§ **WORK TO BE COMPLETED**: Go through the listing and pick out each line with the word "logo" in it.

§ **DATA EXCERPTS**:
------

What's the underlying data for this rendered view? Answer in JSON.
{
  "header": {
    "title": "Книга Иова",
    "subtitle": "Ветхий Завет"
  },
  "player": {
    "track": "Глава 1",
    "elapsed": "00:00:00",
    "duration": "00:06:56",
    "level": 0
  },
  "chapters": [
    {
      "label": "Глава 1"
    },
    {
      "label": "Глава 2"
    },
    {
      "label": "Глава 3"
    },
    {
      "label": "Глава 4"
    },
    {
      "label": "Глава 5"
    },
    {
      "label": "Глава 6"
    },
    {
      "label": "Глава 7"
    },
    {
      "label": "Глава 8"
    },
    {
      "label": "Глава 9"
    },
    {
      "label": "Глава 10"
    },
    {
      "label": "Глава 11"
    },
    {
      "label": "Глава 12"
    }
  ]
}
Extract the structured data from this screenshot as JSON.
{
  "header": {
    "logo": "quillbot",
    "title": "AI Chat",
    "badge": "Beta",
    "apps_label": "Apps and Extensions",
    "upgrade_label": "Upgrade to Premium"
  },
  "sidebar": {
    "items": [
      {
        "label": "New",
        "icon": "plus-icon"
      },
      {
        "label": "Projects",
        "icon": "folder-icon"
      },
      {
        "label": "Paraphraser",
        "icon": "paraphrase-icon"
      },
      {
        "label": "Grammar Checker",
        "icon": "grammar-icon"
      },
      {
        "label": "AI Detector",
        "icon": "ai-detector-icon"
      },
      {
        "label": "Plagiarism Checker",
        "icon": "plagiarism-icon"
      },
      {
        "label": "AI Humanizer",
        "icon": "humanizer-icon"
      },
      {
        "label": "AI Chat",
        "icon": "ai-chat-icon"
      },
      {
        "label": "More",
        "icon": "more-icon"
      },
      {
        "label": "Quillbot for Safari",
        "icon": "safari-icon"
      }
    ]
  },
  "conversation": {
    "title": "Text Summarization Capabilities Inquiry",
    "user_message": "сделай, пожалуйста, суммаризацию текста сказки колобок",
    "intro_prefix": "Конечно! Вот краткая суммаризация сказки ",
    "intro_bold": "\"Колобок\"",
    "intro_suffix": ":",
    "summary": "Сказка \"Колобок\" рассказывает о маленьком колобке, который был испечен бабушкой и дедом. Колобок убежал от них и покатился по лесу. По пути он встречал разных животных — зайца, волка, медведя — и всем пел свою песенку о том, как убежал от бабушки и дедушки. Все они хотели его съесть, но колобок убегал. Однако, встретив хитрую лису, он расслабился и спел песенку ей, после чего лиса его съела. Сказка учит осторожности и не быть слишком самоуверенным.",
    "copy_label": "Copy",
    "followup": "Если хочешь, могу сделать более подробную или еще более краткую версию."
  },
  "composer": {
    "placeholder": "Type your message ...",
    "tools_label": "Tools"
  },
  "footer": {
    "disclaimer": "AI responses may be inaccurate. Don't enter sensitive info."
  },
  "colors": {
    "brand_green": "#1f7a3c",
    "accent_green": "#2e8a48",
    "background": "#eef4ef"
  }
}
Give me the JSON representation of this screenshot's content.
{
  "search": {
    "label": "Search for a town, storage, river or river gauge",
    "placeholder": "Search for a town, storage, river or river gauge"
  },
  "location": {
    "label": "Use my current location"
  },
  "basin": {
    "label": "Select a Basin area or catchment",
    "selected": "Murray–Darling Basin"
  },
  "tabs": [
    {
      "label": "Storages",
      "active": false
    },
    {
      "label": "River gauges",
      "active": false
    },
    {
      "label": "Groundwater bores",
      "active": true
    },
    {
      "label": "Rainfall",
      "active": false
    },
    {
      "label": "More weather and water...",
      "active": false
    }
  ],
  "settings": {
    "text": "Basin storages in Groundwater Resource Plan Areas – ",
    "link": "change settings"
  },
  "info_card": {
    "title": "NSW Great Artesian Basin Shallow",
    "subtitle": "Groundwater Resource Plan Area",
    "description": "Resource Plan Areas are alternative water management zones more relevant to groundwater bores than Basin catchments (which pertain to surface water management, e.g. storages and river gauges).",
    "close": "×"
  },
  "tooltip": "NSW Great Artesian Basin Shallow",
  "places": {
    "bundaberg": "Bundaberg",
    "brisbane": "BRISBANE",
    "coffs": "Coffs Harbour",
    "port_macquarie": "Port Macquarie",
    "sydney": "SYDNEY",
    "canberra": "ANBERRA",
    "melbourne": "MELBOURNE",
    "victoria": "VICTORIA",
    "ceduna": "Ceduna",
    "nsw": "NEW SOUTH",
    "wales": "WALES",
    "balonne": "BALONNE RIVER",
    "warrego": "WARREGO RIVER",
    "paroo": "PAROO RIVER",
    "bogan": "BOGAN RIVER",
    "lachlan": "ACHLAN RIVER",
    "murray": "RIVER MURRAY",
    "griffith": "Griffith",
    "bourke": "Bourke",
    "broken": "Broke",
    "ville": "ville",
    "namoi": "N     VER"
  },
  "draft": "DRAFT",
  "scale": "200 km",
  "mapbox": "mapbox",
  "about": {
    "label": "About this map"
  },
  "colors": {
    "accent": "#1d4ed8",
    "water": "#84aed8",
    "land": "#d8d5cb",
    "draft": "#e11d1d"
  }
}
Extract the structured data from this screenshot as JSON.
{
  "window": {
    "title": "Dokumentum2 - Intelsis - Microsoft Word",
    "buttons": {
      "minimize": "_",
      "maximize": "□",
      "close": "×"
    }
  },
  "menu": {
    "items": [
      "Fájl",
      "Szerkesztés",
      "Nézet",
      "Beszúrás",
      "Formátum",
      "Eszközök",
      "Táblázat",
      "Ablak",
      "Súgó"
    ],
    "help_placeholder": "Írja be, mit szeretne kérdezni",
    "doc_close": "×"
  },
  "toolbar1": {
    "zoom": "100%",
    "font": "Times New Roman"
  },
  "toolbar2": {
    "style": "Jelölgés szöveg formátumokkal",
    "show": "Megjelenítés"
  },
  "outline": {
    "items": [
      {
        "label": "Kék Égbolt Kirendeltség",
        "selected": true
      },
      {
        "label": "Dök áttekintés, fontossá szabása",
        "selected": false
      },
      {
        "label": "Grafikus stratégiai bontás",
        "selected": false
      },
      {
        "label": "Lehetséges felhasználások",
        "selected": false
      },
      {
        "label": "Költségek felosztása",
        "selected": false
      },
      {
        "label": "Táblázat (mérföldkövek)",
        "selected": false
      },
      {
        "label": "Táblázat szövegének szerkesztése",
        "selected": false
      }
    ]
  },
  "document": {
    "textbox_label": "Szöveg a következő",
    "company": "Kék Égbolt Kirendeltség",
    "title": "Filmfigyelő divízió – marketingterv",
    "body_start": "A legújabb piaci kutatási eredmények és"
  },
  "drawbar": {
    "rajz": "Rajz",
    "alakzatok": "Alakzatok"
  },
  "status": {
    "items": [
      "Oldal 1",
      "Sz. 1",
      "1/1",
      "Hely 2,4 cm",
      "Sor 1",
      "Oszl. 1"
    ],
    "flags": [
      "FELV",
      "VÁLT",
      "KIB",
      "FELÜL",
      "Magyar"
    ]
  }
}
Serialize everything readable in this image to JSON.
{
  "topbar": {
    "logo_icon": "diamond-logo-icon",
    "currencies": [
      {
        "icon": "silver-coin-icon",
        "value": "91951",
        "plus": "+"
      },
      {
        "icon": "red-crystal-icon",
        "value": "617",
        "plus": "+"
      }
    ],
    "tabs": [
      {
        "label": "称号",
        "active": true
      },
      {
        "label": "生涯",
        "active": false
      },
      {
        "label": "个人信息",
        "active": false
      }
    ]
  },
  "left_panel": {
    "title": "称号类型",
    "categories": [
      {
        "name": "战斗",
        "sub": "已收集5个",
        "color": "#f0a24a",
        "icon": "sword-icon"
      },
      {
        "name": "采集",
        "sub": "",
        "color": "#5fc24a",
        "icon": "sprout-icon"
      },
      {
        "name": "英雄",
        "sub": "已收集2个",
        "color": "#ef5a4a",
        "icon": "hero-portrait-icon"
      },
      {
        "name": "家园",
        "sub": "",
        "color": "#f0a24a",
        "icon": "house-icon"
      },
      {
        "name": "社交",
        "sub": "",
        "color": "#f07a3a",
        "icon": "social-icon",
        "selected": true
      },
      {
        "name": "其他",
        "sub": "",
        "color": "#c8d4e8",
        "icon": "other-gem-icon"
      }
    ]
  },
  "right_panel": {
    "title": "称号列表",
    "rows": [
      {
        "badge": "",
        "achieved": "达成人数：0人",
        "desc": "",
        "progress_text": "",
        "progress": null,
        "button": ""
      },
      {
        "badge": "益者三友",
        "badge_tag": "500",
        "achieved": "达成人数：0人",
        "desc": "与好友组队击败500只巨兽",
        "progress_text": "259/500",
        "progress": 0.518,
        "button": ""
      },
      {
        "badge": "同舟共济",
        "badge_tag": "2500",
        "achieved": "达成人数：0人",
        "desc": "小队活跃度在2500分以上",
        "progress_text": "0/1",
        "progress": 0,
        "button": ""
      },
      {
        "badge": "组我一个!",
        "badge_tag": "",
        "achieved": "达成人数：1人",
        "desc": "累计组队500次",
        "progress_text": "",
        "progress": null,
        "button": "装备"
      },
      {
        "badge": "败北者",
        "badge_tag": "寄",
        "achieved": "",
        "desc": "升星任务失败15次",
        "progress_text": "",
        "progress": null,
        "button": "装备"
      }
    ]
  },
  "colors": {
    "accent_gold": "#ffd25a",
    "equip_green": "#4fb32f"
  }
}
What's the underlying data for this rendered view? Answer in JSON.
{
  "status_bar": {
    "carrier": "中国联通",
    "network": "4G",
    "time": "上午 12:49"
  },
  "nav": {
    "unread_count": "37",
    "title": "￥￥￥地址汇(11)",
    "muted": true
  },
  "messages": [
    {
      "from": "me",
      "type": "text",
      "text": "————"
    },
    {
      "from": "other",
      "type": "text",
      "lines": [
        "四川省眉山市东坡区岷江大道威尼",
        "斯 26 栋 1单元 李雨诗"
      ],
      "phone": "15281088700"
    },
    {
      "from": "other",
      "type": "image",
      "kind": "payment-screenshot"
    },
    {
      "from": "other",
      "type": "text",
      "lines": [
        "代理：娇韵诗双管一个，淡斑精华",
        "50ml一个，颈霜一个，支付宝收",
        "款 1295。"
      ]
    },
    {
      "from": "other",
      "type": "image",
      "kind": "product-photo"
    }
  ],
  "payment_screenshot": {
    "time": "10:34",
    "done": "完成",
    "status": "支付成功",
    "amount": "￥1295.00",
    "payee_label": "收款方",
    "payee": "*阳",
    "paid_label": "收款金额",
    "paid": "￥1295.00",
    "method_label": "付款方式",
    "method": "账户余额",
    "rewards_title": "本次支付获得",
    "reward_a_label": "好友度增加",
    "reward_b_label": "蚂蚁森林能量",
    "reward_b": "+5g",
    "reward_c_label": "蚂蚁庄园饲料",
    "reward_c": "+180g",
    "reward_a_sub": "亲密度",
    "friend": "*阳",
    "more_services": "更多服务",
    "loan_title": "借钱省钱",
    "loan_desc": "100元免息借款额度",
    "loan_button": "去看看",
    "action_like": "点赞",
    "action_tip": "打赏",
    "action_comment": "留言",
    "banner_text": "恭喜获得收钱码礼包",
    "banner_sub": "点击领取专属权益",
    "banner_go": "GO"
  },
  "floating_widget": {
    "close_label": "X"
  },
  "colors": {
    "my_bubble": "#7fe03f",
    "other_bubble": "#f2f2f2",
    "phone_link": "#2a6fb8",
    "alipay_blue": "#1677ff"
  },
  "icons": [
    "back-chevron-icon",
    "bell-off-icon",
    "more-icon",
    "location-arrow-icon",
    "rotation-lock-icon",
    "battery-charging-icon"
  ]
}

------

§ **WRITTEN SOLUTION**:
    "logo": "quillbot",
    "logo_icon": "diamond-logo-icon",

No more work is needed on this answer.